#### Directions:
Below is some material; set it all down exactly, apart from the pictures.

<<<<

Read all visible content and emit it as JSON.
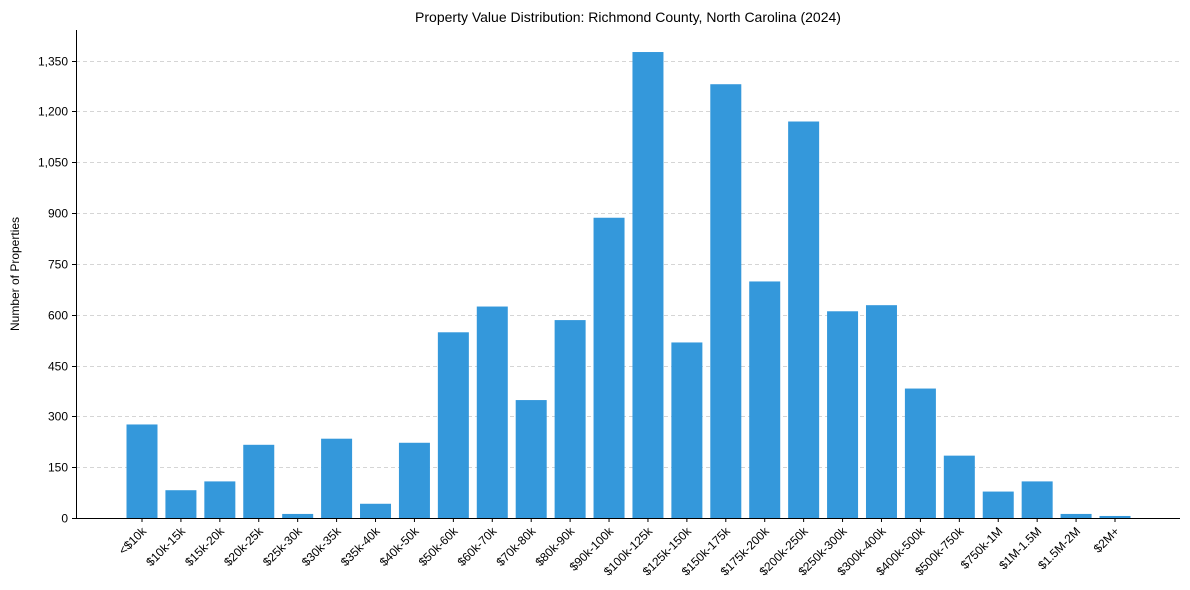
{
  "chart_data": {
    "type": "bar",
    "title": "Property Value Distribution: Richmond County, North Carolina (2024)",
    "xlabel": "",
    "ylabel": "Number of Properties",
    "ylim": [
      0,
      1440
    ],
    "yticks": [
      0,
      150,
      300,
      450,
      600,
      750,
      900,
      1050,
      1200,
      1350
    ],
    "ytick_labels": [
      "0",
      "150",
      "300",
      "450",
      "600",
      "750",
      "900",
      "1,050",
      "1,200",
      "1,350"
    ],
    "grid": "y-dashed",
    "bar_color": "#3498db",
    "categories": [
      "<$10k",
      "$10k-15k",
      "$15k-20k",
      "$20k-25k",
      "$25k-30k",
      "$30k-35k",
      "$35k-40k",
      "$40k-50k",
      "$50k-60k",
      "$60k-70k",
      "$70k-80k",
      "$80k-90k",
      "$90k-100k",
      "$100k-125k",
      "$125k-150k",
      "$150k-175k",
      "$175k-200k",
      "$200k-250k",
      "$250k-300k",
      "$300k-400k",
      "$400k-500k",
      "$500k-750k",
      "$750k-1M",
      "$1M-1.5M",
      "$1.5M-2M",
      "$2M+"
    ],
    "values": [
      276,
      82,
      108,
      216,
      12,
      234,
      42,
      222,
      548,
      624,
      348,
      584,
      886,
      1375,
      518,
      1280,
      698,
      1170,
      610,
      628,
      382,
      184,
      78,
      108,
      12,
      6
    ]
  }
}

>>>>

#### Result for this exercise:
Read all visible content and emit it as JSON.
{
  "chart_data": {
    "type": "bar",
    "title": "Property Value Distribution: Richmond County, North Carolina (2024)",
    "xlabel": "",
    "ylabel": "Number of Properties",
    "ylim": [
      0,
      1440
    ],
    "yticks": [
      0,
      150,
      300,
      450,
      600,
      750,
      900,
      1050,
      1200,
      1350
    ],
    "ytick_labels": [
      "0",
      "150",
      "300",
      "450",
      "600",
      "750",
      "900",
      "1,050",
      "1,200",
      "1,350"
    ],
    "grid": "y-dashed",
    "bar_color": "#3498db",
    "categories": [
      "<$10k",
      "$10k-15k",
      "$15k-20k",
      "$20k-25k",
      "$25k-30k",
      "$30k-35k",
      "$35k-40k",
      "$40k-50k",
      "$50k-60k",
      "$60k-70k",
      "$70k-80k",
      "$80k-90k",
      "$90k-100k",
      "$100k-125k",
      "$125k-150k",
      "$150k-175k",
      "$175k-200k",
      "$200k-250k",
      "$250k-300k",
      "$300k-400k",
      "$400k-500k",
      "$500k-750k",
      "$750k-1M",
      "$1M-1.5M",
      "$1.5M-2M",
      "$2M+"
    ],
    "values": [
      276,
      82,
      108,
      216,
      12,
      234,
      42,
      222,
      548,
      624,
      348,
      584,
      886,
      1375,
      518,
      1280,
      698,
      1170,
      610,
      628,
      382,
      184,
      78,
      108,
      12,
      6
    ]
  }
}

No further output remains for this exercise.